Go through the listing and copy every line word for word.

▸ PROVIDED DATA:
^^^^
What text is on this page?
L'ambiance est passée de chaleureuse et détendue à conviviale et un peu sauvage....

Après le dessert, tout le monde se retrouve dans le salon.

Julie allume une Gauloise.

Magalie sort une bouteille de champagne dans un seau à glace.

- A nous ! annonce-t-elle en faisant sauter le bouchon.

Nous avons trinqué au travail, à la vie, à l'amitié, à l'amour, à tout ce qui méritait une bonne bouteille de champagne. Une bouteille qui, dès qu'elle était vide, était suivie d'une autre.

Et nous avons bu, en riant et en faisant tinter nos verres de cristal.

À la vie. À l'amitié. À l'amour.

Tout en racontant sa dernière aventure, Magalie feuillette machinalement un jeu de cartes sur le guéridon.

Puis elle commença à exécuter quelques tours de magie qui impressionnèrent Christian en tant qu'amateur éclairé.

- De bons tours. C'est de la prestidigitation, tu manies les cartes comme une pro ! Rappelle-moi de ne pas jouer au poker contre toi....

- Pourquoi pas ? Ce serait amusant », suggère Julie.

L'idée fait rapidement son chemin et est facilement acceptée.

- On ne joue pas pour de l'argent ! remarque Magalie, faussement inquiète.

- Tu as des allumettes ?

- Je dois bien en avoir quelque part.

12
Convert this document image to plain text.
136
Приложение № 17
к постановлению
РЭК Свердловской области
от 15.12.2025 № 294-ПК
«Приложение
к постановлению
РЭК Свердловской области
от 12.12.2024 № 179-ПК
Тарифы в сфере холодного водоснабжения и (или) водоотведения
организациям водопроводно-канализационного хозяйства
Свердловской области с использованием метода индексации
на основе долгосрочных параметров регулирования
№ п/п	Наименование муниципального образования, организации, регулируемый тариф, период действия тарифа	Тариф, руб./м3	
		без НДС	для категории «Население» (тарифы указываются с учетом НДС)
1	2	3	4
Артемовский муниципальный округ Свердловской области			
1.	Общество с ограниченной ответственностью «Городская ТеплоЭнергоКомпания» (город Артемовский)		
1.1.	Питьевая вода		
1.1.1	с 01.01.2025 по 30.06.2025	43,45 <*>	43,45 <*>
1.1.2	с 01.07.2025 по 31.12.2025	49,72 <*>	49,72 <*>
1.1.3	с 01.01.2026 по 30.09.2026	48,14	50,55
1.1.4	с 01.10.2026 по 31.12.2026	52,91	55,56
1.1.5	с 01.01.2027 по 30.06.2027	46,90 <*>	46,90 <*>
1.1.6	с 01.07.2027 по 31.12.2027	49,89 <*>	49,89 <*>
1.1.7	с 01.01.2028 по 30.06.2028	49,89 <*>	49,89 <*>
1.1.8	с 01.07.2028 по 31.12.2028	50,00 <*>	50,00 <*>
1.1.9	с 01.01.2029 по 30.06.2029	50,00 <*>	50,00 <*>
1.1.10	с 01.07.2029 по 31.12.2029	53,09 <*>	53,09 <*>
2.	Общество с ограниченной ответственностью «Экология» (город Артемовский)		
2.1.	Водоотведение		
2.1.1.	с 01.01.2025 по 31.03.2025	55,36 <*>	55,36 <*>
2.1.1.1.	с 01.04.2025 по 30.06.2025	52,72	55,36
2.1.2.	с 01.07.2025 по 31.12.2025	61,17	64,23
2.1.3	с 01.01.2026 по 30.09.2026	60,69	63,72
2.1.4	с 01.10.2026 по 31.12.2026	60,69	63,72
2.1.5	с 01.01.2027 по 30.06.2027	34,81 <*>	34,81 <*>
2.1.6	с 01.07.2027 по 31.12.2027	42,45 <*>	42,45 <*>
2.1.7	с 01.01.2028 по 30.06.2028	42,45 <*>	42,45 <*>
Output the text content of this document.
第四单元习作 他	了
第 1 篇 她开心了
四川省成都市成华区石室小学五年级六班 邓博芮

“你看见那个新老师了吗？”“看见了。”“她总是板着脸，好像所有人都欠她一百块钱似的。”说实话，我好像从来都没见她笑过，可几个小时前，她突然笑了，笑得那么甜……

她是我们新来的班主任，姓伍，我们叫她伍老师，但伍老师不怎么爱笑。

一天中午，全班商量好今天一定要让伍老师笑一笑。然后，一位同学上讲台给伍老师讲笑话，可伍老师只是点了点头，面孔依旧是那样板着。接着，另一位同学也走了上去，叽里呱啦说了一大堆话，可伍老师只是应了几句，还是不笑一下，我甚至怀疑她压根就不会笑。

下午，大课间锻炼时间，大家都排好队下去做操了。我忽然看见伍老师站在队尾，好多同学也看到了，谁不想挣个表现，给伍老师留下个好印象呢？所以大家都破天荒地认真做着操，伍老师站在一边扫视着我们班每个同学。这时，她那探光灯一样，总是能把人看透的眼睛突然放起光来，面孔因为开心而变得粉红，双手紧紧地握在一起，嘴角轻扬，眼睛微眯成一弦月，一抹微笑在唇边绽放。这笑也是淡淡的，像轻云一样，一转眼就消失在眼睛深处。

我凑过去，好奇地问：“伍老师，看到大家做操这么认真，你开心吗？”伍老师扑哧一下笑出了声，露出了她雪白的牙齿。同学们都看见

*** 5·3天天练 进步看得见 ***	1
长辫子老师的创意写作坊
^^^^
▸ RESPONSE BELOW:
What text is on this page?
L'ambiance est passée de chaleureuse et détendue à conviviale et un peu sauvage....

Après le dessert, tout le monde se retrouve dans le salon.

Julie allume une Gauloise.

Magalie sort une bouteille de champagne dans un seau à glace.

- A nous ! annonce-t-elle en faisant sauter le bouchon.

Nous avons trinqué au travail, à la vie, à l'amitié, à l'amour, à tout ce qui méritait une bonne bouteille de champagne. Une bouteille qui, dès qu'elle était vide, était suivie d'une autre.

Et nous avons bu, en riant et en faisant tinter nos verres de cristal.

À la vie. À l'amitié. À l'amour.

Tout en racontant sa dernière aventure, Magalie feuillette machinalement un jeu de cartes sur le guéridon.

Puis elle commença à exécuter quelques tours de magie qui impressionnèrent Christian en tant qu'amateur éclairé.

- De bons tours. C'est de la prestidigitation, tu manies les cartes comme une pro ! Rappelle-moi de ne pas jouer au poker contre toi....

- Pourquoi pas ? Ce serait amusant », suggère Julie.

L'idée fait rapidement son chemin et est facilement acceptée.

- On ne joue pas pour de l'argent ! remarque Magalie, faussement inquiète.

- Tu as des allumettes ?

- Je dois bien en avoir quelque part.

12
Convert this document image to plain text.
136
Приложение № 17
к постановлению
РЭК Свердловской области
от 15.12.2025 № 294-ПК
«Приложение
к постановлению
РЭК Свердловской области
от 12.12.2024 № 179-ПК
Тарифы в сфере холодного водоснабжения и (или) водоотведения
организациям водопроводно-канализационного хозяйства
Свердловской области с использованием метода индексации
на основе долгосрочных параметров регулирования
№ п/п	Наименование муниципального образования, организации, регулируемый тариф, период действия тарифа	Тариф, руб./м3	
		без НДС	для категории «Население» (тарифы указываются с учетом НДС)
1	2	3	4
Артемовский муниципальный округ Свердловской области			
1.	Общество с ограниченной ответственностью «Городская ТеплоЭнергоКомпания» (город Артемовский)		
1.1.	Питьевая вода		
1.1.1	с 01.01.2025 по 30.06.2025	43,45 <*>	43,45 <*>
1.1.2	с 01.07.2025 по 31.12.2025	49,72 <*>	49,72 <*>
1.1.3	с 01.01.2026 по 30.09.2026	48,14	50,55
1.1.4	с 01.10.2026 по 31.12.2026	52,91	55,56
1.1.5	с 01.01.2027 по 30.06.2027	46,90 <*>	46,90 <*>
1.1.6	с 01.07.2027 по 31.12.2027	49,89 <*>	49,89 <*>
1.1.7	с 01.01.2028 по 30.06.2028	49,89 <*>	49,89 <*>
1.1.8	с 01.07.2028 по 31.12.2028	50,00 <*>	50,00 <*>
1.1.9	с 01.01.2029 по 30.06.2029	50,00 <*>	50,00 <*>
1.1.10	с 01.07.2029 по 31.12.2029	53,09 <*>	53,09 <*>
2.	Общество с ограниченной ответственностью «Экология» (город Артемовский)		
2.1.	Водоотведение		
2.1.1.	с 01.01.2025 по 31.03.2025	55,36 <*>	55,36 <*>
2.1.1.1.	с 01.04.2025 по 30.06.2025	52,72	55,36
2.1.2.	с 01.07.2025 по 31.12.2025	61,17	64,23
2.1.3	с 01.01.2026 по 30.09.2026	60,69	63,72
2.1.4	с 01.10.2026 по 31.12.2026	60,69	63,72
2.1.5	с 01.01.2027 по 30.06.2027	34,81 <*>	34,81 <*>
2.1.6	с 01.07.2027 по 31.12.2027	42,45 <*>	42,45 <*>
2.1.7	с 01.01.2028 по 30.06.2028	42,45 <*>	42,45 <*>
Output the text content of this document.
第四单元习作 他	了
第 1 篇 她开心了
四川省成都市成华区石室小学五年级六班 邓博芮

“你看见那个新老师了吗？”“看见了。”“她总是板着脸，好像所有人都欠她一百块钱似的。”说实话，我好像从来都没见她笑过，可几个小时前，她突然笑了，笑得那么甜……

她是我们新来的班主任，姓伍，我们叫她伍老师，但伍老师不怎么爱笑。

一天中午，全班商量好今天一定要让伍老师笑一笑。然后，一位同学上讲台给伍老师讲笑话，可伍老师只是点了点头，面孔依旧是那样板着。接着，另一位同学也走了上去，叽里呱啦说了一大堆话，可伍老师只是应了几句，还是不笑一下，我甚至怀疑她压根就不会笑。

下午，大课间锻炼时间，大家都排好队下去做操了。我忽然看见伍老师站在队尾，好多同学也看到了，谁不想挣个表现，给伍老师留下个好印象呢？所以大家都破天荒地认真做着操，伍老师站在一边扫视着我们班每个同学。这时，她那探光灯一样，总是能把人看透的眼睛突然放起光来，面孔因为开心而变得粉红，双手紧紧地握在一起，嘴角轻扬，眼睛微眯成一弦月，一抹微笑在唇边绽放。这笑也是淡淡的，像轻云一样，一转眼就消失在眼睛深处。

我凑过去，好奇地问：“伍老师，看到大家做操这么认真，你开心吗？”伍老师扑哧一下笑出了声，露出了她雪白的牙齿。同学们都看见

*** 5·3天天练 进步看得见 ***	1
长辫子老师的创意写作坊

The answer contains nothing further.